What you need to do | Extract, from the listing that follows, each line containing the word "Switzerland".

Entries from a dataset
--------
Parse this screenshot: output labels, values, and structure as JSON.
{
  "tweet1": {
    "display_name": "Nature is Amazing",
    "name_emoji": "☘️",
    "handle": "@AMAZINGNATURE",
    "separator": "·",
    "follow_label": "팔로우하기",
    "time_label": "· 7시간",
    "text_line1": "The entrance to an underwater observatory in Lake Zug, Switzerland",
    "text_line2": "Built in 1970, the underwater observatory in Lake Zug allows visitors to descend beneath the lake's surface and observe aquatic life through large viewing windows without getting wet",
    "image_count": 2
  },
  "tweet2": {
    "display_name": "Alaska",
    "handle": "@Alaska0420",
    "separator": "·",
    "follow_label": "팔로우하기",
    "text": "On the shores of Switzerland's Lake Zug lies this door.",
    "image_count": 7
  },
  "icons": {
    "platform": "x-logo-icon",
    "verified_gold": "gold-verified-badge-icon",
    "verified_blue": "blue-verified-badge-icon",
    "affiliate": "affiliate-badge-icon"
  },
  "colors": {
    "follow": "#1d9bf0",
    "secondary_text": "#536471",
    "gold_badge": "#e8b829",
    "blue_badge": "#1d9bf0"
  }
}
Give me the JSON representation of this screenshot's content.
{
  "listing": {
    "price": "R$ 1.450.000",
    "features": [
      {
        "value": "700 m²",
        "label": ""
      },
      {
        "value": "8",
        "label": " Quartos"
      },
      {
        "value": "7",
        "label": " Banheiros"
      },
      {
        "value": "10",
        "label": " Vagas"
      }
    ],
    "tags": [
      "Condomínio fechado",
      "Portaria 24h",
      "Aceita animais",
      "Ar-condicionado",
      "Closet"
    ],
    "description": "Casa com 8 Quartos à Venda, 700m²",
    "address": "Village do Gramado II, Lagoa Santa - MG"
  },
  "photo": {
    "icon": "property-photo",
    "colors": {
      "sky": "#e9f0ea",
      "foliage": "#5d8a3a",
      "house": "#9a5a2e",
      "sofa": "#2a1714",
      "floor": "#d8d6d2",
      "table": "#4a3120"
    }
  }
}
--------
Answer to the problem |
    "text_line1": "The entrance to an underwater observatory in Lake Zug, Switzerland",
    "text": "On the shores of Switzerland's Lake Zug lies this door.",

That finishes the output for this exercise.